* _Exercise details_
All of the data should be output character for character, except the pictures.

* _Available data_
****

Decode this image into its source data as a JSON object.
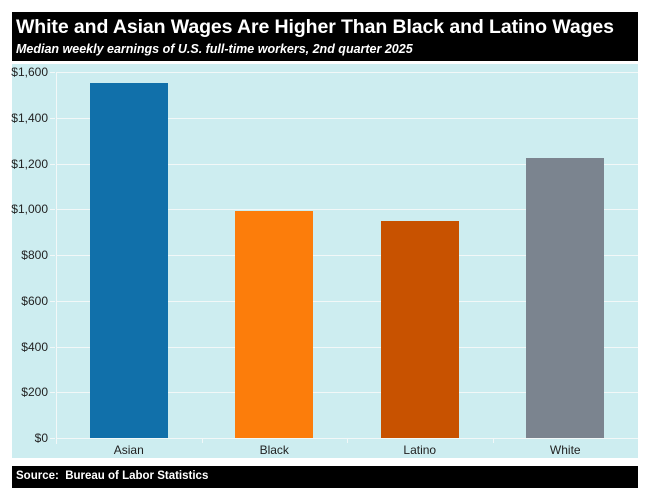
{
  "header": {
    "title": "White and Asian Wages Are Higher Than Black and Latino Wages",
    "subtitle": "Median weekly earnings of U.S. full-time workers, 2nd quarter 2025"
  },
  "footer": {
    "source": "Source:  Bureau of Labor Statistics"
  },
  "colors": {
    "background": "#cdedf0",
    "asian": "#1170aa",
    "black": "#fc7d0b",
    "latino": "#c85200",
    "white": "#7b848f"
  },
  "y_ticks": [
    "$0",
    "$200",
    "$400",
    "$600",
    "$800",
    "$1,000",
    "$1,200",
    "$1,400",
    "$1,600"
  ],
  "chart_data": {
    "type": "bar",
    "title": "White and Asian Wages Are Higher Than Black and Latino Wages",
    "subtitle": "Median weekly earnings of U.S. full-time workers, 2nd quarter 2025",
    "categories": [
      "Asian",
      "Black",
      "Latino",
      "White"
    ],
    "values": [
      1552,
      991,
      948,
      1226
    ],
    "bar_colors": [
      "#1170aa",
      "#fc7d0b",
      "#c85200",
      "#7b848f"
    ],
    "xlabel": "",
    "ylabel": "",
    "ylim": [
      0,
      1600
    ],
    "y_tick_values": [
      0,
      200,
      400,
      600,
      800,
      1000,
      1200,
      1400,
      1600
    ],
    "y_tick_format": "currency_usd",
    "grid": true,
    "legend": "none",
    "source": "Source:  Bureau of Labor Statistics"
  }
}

****

* _Solution to this exercise_
Decode this image into its source data as a JSON object.
{
  "header": {
    "title": "White and Asian Wages Are Higher Than Black and Latino Wages",
    "subtitle": "Median weekly earnings of U.S. full-time workers, 2nd quarter 2025"
  },
  "footer": {
    "source": "Source:  Bureau of Labor Statistics"
  },
  "colors": {
    "background": "#cdedf0",
    "asian": "#1170aa",
    "black": "#fc7d0b",
    "latino": "#c85200",
    "white": "#7b848f"
  },
  "y_ticks": [
    "$0",
    "$200",
    "$400",
    "$600",
    "$800",
    "$1,000",
    "$1,200",
    "$1,400",
    "$1,600"
  ],
  "chart_data": {
    "type": "bar",
    "title": "White and Asian Wages Are Higher Than Black and Latino Wages",
    "subtitle": "Median weekly earnings of U.S. full-time workers, 2nd quarter 2025",
    "categories": [
      "Asian",
      "Black",
      "Latino",
      "White"
    ],
    "values": [
      1552,
      991,
      948,
      1226
    ],
    "bar_colors": [
      "#1170aa",
      "#fc7d0b",
      "#c85200",
      "#7b848f"
    ],
    "xlabel": "",
    "ylabel": "",
    "ylim": [
      0,
      1600
    ],
    "y_tick_values": [
      0,
      200,
      400,
      600,
      800,
      1000,
      1200,
      1400,
      1600
    ],
    "y_tick_format": "currency_usd",
    "grid": true,
    "legend": "none",
    "source": "Source:  Bureau of Labor Statistics"
  }
}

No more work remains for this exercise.